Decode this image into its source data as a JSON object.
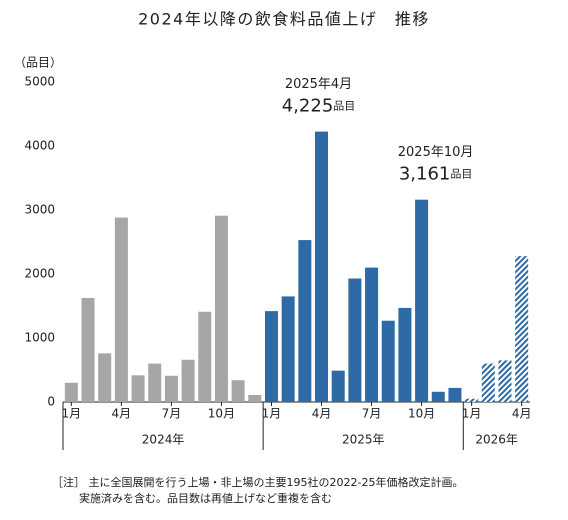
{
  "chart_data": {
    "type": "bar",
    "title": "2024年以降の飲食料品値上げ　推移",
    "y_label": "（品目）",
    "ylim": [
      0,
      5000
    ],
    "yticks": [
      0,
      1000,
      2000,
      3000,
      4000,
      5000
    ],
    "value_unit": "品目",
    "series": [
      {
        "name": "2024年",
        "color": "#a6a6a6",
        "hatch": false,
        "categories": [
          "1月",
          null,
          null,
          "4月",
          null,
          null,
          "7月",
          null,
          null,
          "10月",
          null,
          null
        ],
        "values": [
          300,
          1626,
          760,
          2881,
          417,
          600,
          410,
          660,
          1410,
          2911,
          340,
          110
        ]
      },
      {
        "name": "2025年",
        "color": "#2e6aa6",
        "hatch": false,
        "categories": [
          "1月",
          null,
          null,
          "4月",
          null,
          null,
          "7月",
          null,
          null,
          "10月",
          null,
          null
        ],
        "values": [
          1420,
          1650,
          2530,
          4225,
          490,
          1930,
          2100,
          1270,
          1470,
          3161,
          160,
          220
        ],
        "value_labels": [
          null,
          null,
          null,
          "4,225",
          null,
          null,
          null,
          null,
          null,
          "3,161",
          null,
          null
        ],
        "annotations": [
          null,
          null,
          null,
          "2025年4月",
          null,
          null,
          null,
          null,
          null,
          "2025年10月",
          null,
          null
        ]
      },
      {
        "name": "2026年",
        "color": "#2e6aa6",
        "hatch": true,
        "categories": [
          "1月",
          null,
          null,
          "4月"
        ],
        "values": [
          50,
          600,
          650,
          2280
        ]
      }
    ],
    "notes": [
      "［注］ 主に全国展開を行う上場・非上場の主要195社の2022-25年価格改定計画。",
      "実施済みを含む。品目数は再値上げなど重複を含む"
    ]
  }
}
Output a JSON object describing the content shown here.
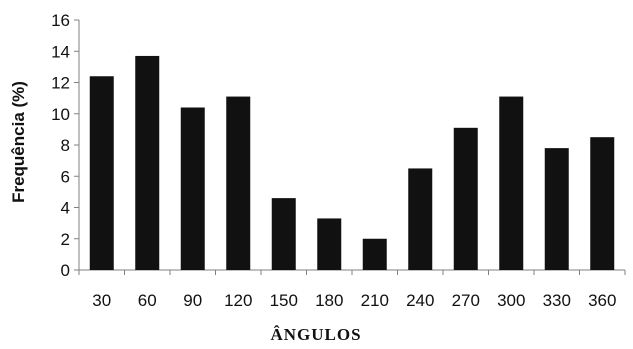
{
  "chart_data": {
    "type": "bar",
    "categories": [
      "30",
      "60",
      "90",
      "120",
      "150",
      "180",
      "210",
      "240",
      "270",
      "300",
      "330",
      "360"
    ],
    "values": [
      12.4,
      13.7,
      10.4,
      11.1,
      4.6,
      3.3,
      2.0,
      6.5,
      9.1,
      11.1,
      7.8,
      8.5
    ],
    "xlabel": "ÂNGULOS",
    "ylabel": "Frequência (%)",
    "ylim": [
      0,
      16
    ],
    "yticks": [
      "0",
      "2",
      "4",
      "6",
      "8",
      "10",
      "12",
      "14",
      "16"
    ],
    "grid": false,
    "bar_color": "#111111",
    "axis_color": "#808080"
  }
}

━━━━━━━━━━━━━━━━━━━━

**Work to do**
Copy out the listing exactly as it stands, but not the pictures.

**Written answer**
Decode this image into its source data as a JSON object.
{
  "chart_data": {
    "type": "bar",
    "title": "2024年以降の飲食料品値上げ　推移",
    "y_label": "（品目）",
    "ylim": [
      0,
      5000
    ],
    "yticks": [
      0,
      1000,
      2000,
      3000,
      4000,
      5000
    ],
    "value_unit": "品目",
    "series": [
      {
        "name": "2024年",
        "color": "#a6a6a6",
        "hatch": false,
        "categories": [
          "1月",
          null,
          null,
          "4月",
          null,
          null,
          "7月",
          null,
          null,
          "10月",
          null,
          null
        ],
        "values": [
          300,
          1626,
          760,
          2881,
          417,
          600,
          410,
          660,
          1410,
          2911,
          340,
          110
        ]
      },
      {
        "name": "2025年",
        "color": "#2e6aa6",
        "hatch": false,
        "categories": [
          "1月",
          null,
          null,
          "4月",
          null,
          null,
          "7月",
          null,
          null,
          "10月",
          null,
          null
        ],
        "values": [
          1420,
          1650,
          2530,
          4225,
          490,
          1930,
          2100,
          1270,
          1470,
          3161,
          160,
          220
        ],
        "value_labels": [
          null,
          null,
          null,
          "4,225",
          null,
          null,
          null,
          null,
          null,
          "3,161",
          null,
          null
        ],
        "annotations": [
          null,
          null,
          null,
          "2025年4月",
          null,
          null,
          null,
          null,
          null,
          "2025年10月",
          null,
          null
        ]
      },
      {
        "name": "2026年",
        "color": "#2e6aa6",
        "hatch": true,
        "categories": [
          "1月",
          null,
          null,
          "4月"
        ],
        "values": [
          50,
          600,
          650,
          2280
        ]
      }
    ],
    "notes": [
      "［注］ 主に全国展開を行う上場・非上場の主要195社の2022-25年価格改定計画。",
      "実施済みを含む。品目数は再値上げなど重複を含む"
    ]
  }
}
Output a JSON object describing the content shown here.
{
  "chart_data": {
    "type": "bar",
    "categories": [
      "30",
      "60",
      "90",
      "120",
      "150",
      "180",
      "210",
      "240",
      "270",
      "300",
      "330",
      "360"
    ],
    "values": [
      12.4,
      13.7,
      10.4,
      11.1,
      4.6,
      3.3,
      2.0,
      6.5,
      9.1,
      11.1,
      7.8,
      8.5
    ],
    "xlabel": "ÂNGULOS",
    "ylabel": "Frequência (%)",
    "ylim": [
      0,
      16
    ],
    "yticks": [
      "0",
      "2",
      "4",
      "6",
      "8",
      "10",
      "12",
      "14",
      "16"
    ],
    "grid": false,
    "bar_color": "#111111",
    "axis_color": "#808080"
  }
}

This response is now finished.